Stored items
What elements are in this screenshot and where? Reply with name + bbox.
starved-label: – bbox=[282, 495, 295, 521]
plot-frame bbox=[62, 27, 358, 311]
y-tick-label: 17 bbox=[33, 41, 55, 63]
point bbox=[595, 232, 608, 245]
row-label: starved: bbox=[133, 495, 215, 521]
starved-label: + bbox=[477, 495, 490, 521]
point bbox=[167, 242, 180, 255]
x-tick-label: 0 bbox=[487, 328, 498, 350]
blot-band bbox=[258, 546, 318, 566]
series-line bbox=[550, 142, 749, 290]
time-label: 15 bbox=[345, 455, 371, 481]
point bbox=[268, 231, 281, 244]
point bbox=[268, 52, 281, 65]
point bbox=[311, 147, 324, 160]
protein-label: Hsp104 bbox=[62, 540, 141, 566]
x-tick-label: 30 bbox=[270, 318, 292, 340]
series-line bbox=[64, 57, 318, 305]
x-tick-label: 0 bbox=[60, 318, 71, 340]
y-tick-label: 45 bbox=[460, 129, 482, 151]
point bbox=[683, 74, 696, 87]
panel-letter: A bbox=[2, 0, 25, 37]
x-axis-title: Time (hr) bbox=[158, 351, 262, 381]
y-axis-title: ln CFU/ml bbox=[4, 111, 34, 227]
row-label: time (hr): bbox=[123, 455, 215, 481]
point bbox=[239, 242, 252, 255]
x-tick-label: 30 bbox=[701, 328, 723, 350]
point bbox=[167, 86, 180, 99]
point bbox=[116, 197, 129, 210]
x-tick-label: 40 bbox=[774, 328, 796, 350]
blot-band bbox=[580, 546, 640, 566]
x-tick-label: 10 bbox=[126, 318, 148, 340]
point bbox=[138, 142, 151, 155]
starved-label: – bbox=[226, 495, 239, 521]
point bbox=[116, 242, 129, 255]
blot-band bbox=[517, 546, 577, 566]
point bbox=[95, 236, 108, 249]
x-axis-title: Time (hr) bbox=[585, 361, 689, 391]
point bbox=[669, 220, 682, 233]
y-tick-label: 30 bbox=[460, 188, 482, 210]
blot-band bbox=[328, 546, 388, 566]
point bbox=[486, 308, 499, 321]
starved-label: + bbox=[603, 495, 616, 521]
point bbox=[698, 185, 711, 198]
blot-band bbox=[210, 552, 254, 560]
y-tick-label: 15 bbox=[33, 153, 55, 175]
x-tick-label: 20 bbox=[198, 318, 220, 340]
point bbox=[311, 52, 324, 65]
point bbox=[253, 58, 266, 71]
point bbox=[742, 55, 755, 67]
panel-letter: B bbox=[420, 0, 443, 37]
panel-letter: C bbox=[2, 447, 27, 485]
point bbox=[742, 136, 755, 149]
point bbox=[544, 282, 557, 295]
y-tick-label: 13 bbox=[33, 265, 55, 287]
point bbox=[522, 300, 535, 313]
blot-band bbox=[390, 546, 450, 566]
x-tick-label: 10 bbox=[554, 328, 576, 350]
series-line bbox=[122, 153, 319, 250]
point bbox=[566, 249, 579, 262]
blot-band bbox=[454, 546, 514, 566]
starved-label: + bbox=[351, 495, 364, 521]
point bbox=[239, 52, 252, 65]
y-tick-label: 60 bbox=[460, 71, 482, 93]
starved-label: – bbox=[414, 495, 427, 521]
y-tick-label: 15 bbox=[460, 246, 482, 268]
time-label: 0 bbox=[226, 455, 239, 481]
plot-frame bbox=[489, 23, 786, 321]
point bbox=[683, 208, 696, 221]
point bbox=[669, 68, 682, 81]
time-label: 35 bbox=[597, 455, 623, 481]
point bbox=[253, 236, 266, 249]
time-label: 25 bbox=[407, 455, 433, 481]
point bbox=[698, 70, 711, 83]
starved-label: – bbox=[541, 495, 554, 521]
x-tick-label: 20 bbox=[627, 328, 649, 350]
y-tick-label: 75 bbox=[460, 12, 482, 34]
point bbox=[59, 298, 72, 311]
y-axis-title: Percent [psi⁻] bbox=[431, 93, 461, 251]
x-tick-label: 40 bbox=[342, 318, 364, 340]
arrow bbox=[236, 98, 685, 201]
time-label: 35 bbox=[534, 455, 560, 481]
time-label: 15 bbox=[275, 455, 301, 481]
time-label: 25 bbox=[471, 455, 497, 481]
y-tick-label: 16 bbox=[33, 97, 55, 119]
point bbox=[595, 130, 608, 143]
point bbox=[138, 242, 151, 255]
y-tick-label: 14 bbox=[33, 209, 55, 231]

### Task to complete
Write out every line of the data again, exactly as it reads.

### Task output
What elements are in this screenshot and where? Reply with name + bbox.
starved-label: – bbox=[282, 495, 295, 521]
plot-frame bbox=[62, 27, 358, 311]
y-tick-label: 17 bbox=[33, 41, 55, 63]
point bbox=[595, 232, 608, 245]
row-label: starved: bbox=[133, 495, 215, 521]
starved-label: + bbox=[477, 495, 490, 521]
point bbox=[167, 242, 180, 255]
x-tick-label: 0 bbox=[487, 328, 498, 350]
blot-band bbox=[258, 546, 318, 566]
series-line bbox=[550, 142, 749, 290]
time-label: 15 bbox=[345, 455, 371, 481]
point bbox=[268, 231, 281, 244]
point bbox=[268, 52, 281, 65]
point bbox=[311, 147, 324, 160]
protein-label: Hsp104 bbox=[62, 540, 141, 566]
x-tick-label: 30 bbox=[270, 318, 292, 340]
series-line bbox=[64, 57, 318, 305]
x-tick-label: 0 bbox=[60, 318, 71, 340]
y-tick-label: 45 bbox=[460, 129, 482, 151]
point bbox=[683, 74, 696, 87]
panel-letter: A bbox=[2, 0, 25, 37]
x-axis-title: Time (hr) bbox=[158, 351, 262, 381]
y-axis-title: ln CFU/ml bbox=[4, 111, 34, 227]
row-label: time (hr): bbox=[123, 455, 215, 481]
point bbox=[239, 242, 252, 255]
x-tick-label: 30 bbox=[701, 328, 723, 350]
point bbox=[167, 86, 180, 99]
point bbox=[116, 197, 129, 210]
x-tick-label: 40 bbox=[774, 328, 796, 350]
blot-band bbox=[580, 546, 640, 566]
x-tick-label: 10 bbox=[126, 318, 148, 340]
point bbox=[138, 142, 151, 155]
starved-label: – bbox=[226, 495, 239, 521]
point bbox=[116, 242, 129, 255]
blot-band bbox=[517, 546, 577, 566]
point bbox=[95, 236, 108, 249]
x-axis-title: Time (hr) bbox=[585, 361, 689, 391]
point bbox=[669, 220, 682, 233]
y-tick-label: 30 bbox=[460, 188, 482, 210]
blot-band bbox=[328, 546, 388, 566]
point bbox=[486, 308, 499, 321]
starved-label: + bbox=[603, 495, 616, 521]
point bbox=[698, 185, 711, 198]
blot-band bbox=[210, 552, 254, 560]
y-tick-label: 15 bbox=[33, 153, 55, 175]
x-tick-label: 20 bbox=[198, 318, 220, 340]
point bbox=[311, 52, 324, 65]
point bbox=[253, 58, 266, 71]
point bbox=[742, 55, 755, 67]
panel-letter: B bbox=[420, 0, 443, 37]
panel-letter: C bbox=[2, 447, 27, 485]
point bbox=[742, 136, 755, 149]
point bbox=[544, 282, 557, 295]
y-tick-label: 13 bbox=[33, 265, 55, 287]
point bbox=[522, 300, 535, 313]
blot-band bbox=[390, 546, 450, 566]
x-tick-label: 10 bbox=[554, 328, 576, 350]
series-line bbox=[122, 153, 319, 250]
point bbox=[566, 249, 579, 262]
blot-band bbox=[454, 546, 514, 566]
starved-label: + bbox=[351, 495, 364, 521]
point bbox=[239, 52, 252, 65]
y-tick-label: 60 bbox=[460, 71, 482, 93]
starved-label: – bbox=[414, 495, 427, 521]
y-tick-label: 15 bbox=[460, 246, 482, 268]
time-label: 0 bbox=[226, 455, 239, 481]
plot-frame bbox=[489, 23, 786, 321]
point bbox=[683, 208, 696, 221]
point bbox=[669, 68, 682, 81]
time-label: 35 bbox=[597, 455, 623, 481]
point bbox=[253, 236, 266, 249]
time-label: 25 bbox=[407, 455, 433, 481]
point bbox=[698, 70, 711, 83]
starved-label: – bbox=[541, 495, 554, 521]
x-tick-label: 20 bbox=[627, 328, 649, 350]
y-tick-label: 75 bbox=[460, 12, 482, 34]
point bbox=[59, 298, 72, 311]
y-axis-title: Percent [psi⁻] bbox=[431, 93, 461, 251]
x-tick-label: 40 bbox=[342, 318, 364, 340]
arrow bbox=[236, 98, 685, 201]
time-label: 35 bbox=[534, 455, 560, 481]
time-label: 15 bbox=[275, 455, 301, 481]
time-label: 25 bbox=[471, 455, 497, 481]
y-tick-label: 16 bbox=[33, 97, 55, 119]
point bbox=[595, 130, 608, 143]
point bbox=[138, 242, 151, 255]
y-tick-label: 14 bbox=[33, 209, 55, 231]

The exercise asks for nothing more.